§ **Material supplied**
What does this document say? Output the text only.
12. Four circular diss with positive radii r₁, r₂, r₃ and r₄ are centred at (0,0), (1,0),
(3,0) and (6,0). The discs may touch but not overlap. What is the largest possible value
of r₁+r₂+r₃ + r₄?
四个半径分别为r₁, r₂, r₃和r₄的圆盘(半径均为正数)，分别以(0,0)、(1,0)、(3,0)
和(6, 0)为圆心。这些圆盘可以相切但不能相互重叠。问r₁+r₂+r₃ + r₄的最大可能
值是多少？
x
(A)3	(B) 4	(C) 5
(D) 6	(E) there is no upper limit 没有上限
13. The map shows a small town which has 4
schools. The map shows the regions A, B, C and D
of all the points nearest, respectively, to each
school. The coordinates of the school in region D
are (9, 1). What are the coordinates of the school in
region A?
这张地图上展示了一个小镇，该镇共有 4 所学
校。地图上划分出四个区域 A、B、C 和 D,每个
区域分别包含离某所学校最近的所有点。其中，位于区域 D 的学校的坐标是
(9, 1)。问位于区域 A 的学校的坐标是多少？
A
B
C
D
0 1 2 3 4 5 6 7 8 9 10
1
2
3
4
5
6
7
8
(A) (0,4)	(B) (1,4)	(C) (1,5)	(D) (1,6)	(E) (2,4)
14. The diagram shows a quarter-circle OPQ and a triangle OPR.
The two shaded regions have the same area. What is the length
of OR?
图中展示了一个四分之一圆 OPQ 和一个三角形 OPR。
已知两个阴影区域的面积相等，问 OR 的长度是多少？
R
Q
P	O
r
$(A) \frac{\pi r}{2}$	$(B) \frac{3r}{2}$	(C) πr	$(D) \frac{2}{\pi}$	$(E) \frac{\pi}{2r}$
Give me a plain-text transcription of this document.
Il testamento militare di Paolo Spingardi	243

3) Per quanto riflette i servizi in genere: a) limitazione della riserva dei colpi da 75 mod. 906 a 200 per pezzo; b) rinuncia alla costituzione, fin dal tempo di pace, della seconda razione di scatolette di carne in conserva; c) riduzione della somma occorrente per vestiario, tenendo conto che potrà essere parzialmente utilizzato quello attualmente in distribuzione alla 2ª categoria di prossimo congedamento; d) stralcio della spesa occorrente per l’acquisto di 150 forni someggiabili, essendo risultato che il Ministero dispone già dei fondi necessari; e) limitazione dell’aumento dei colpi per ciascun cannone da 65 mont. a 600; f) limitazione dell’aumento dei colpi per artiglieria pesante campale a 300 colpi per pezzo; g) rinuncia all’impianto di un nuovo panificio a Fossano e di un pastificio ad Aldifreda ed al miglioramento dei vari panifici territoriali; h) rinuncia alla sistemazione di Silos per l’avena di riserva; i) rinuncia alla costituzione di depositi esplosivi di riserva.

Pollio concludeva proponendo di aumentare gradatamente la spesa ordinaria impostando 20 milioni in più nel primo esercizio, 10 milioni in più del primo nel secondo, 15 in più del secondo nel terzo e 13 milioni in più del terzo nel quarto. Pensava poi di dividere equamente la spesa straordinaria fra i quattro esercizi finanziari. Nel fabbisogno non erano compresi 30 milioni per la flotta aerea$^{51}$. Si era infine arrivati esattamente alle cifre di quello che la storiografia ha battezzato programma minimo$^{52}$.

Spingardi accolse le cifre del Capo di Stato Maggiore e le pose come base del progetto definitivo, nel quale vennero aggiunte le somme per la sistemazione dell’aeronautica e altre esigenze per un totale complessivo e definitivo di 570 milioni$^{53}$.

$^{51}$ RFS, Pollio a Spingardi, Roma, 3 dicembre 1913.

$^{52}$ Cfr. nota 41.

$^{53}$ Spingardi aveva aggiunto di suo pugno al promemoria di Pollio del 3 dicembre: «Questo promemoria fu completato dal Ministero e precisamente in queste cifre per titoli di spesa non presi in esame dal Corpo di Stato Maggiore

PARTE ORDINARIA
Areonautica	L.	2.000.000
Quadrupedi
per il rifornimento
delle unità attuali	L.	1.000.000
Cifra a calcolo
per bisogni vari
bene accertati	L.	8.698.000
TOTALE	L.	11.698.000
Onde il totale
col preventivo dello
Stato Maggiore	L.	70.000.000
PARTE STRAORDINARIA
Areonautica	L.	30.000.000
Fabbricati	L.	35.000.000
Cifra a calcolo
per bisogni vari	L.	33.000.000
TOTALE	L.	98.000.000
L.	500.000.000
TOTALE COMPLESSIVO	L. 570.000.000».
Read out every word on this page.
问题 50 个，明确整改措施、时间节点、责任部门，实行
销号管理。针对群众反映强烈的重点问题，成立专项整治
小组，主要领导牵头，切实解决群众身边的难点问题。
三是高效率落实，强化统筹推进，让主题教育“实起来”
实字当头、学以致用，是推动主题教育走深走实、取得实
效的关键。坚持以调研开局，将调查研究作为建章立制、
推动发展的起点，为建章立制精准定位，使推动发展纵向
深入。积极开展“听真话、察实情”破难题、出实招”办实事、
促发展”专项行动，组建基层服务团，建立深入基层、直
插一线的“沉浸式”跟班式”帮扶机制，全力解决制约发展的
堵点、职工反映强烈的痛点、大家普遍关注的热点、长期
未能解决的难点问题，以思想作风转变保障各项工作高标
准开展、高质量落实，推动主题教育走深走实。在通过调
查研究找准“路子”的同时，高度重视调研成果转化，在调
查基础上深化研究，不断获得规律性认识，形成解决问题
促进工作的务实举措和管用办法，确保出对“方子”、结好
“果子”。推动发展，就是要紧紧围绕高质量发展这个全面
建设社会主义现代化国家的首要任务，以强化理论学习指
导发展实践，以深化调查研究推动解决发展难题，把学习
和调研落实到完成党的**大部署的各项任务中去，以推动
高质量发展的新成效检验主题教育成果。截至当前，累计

§ **What you are asked to do**
Repeat all the entries word for word.

§ **Solved exercise**
What does this document say? Output the text only.
12. Four circular diss with positive radii r₁, r₂, r₃ and r₄ are centred at (0,0), (1,0),
(3,0) and (6,0). The discs may touch but not overlap. What is the largest possible value
of r₁+r₂+r₃ + r₄?
四个半径分别为r₁, r₂, r₃和r₄的圆盘(半径均为正数)，分别以(0,0)、(1,0)、(3,0)
和(6, 0)为圆心。这些圆盘可以相切但不能相互重叠。问r₁+r₂+r₃ + r₄的最大可能
值是多少？
x
(A)3	(B) 4	(C) 5
(D) 6	(E) there is no upper limit 没有上限
13. The map shows a small town which has 4
schools. The map shows the regions A, B, C and D
of all the points nearest, respectively, to each
school. The coordinates of the school in region D
are (9, 1). What are the coordinates of the school in
region A?
这张地图上展示了一个小镇，该镇共有 4 所学
校。地图上划分出四个区域 A、B、C 和 D,每个
区域分别包含离某所学校最近的所有点。其中，位于区域 D 的学校的坐标是
(9, 1)。问位于区域 A 的学校的坐标是多少？
A
B
C
D
0 1 2 3 4 5 6 7 8 9 10
1
2
3
4
5
6
7
8
(A) (0,4)	(B) (1,4)	(C) (1,5)	(D) (1,6)	(E) (2,4)
14. The diagram shows a quarter-circle OPQ and a triangle OPR.
The two shaded regions have the same area. What is the length
of OR?
图中展示了一个四分之一圆 OPQ 和一个三角形 OPR。
已知两个阴影区域的面积相等，问 OR 的长度是多少？
R
Q
P	O
r
$(A) \frac{\pi r}{2}$	$(B) \frac{3r}{2}$	(C) πr	$(D) \frac{2}{\pi}$	$(E) \frac{\pi}{2r}$
Give me a plain-text transcription of this document.
Il testamento militare di Paolo Spingardi	243

3) Per quanto riflette i servizi in genere: a) limitazione della riserva dei colpi da 75 mod. 906 a 200 per pezzo; b) rinuncia alla costituzione, fin dal tempo di pace, della seconda razione di scatolette di carne in conserva; c) riduzione della somma occorrente per vestiario, tenendo conto che potrà essere parzialmente utilizzato quello attualmente in distribuzione alla 2ª categoria di prossimo congedamento; d) stralcio della spesa occorrente per l’acquisto di 150 forni someggiabili, essendo risultato che il Ministero dispone già dei fondi necessari; e) limitazione dell’aumento dei colpi per ciascun cannone da 65 mont. a 600; f) limitazione dell’aumento dei colpi per artiglieria pesante campale a 300 colpi per pezzo; g) rinuncia all’impianto di un nuovo panificio a Fossano e di un pastificio ad Aldifreda ed al miglioramento dei vari panifici territoriali; h) rinuncia alla sistemazione di Silos per l’avena di riserva; i) rinuncia alla costituzione di depositi esplosivi di riserva.

Pollio concludeva proponendo di aumentare gradatamente la spesa ordinaria impostando 20 milioni in più nel primo esercizio, 10 milioni in più del primo nel secondo, 15 in più del secondo nel terzo e 13 milioni in più del terzo nel quarto. Pensava poi di dividere equamente la spesa straordinaria fra i quattro esercizi finanziari. Nel fabbisogno non erano compresi 30 milioni per la flotta aerea$^{51}$. Si era infine arrivati esattamente alle cifre di quello che la storiografia ha battezzato programma minimo$^{52}$.

Spingardi accolse le cifre del Capo di Stato Maggiore e le pose come base del progetto definitivo, nel quale vennero aggiunte le somme per la sistemazione dell’aeronautica e altre esigenze per un totale complessivo e definitivo di 570 milioni$^{53}$.

$^{51}$ RFS, Pollio a Spingardi, Roma, 3 dicembre 1913.

$^{52}$ Cfr. nota 41.

$^{53}$ Spingardi aveva aggiunto di suo pugno al promemoria di Pollio del 3 dicembre: «Questo promemoria fu completato dal Ministero e precisamente in queste cifre per titoli di spesa non presi in esame dal Corpo di Stato Maggiore

PARTE ORDINARIA
Areonautica	L.	2.000.000
Quadrupedi
per il rifornimento
delle unità attuali	L.	1.000.000
Cifra a calcolo
per bisogni vari
bene accertati	L.	8.698.000
TOTALE	L.	11.698.000
Onde il totale
col preventivo dello
Stato Maggiore	L.	70.000.000
PARTE STRAORDINARIA
Areonautica	L.	30.000.000
Fabbricati	L.	35.000.000
Cifra a calcolo
per bisogni vari	L.	33.000.000
TOTALE	L.	98.000.000
L.	500.000.000
TOTALE COMPLESSIVO	L. 570.000.000».
Read out every word on this page.
问题 50 个，明确整改措施、时间节点、责任部门，实行
销号管理。针对群众反映强烈的重点问题，成立专项整治
小组，主要领导牵头，切实解决群众身边的难点问题。
三是高效率落实，强化统筹推进，让主题教育“实起来”
实字当头、学以致用，是推动主题教育走深走实、取得实
效的关键。坚持以调研开局，将调查研究作为建章立制、
推动发展的起点，为建章立制精准定位，使推动发展纵向
深入。积极开展“听真话、察实情”破难题、出实招”办实事、
促发展”专项行动，组建基层服务团，建立深入基层、直
插一线的“沉浸式”跟班式”帮扶机制，全力解决制约发展的
堵点、职工反映强烈的痛点、大家普遍关注的热点、长期
未能解决的难点问题，以思想作风转变保障各项工作高标
准开展、高质量落实，推动主题教育走深走实。在通过调
查研究找准“路子”的同时，高度重视调研成果转化，在调
查基础上深化研究，不断获得规律性认识，形成解决问题
促进工作的务实举措和管用办法，确保出对“方子”、结好
“果子”。推动发展，就是要紧紧围绕高质量发展这个全面
建设社会主义现代化国家的首要任务，以强化理论学习指
导发展实践，以深化调查研究推动解决发展难题，把学习
和调研落实到完成党的**大部署的各项任务中去，以推动
高质量发展的新成效检验主题教育成果。截至当前，累计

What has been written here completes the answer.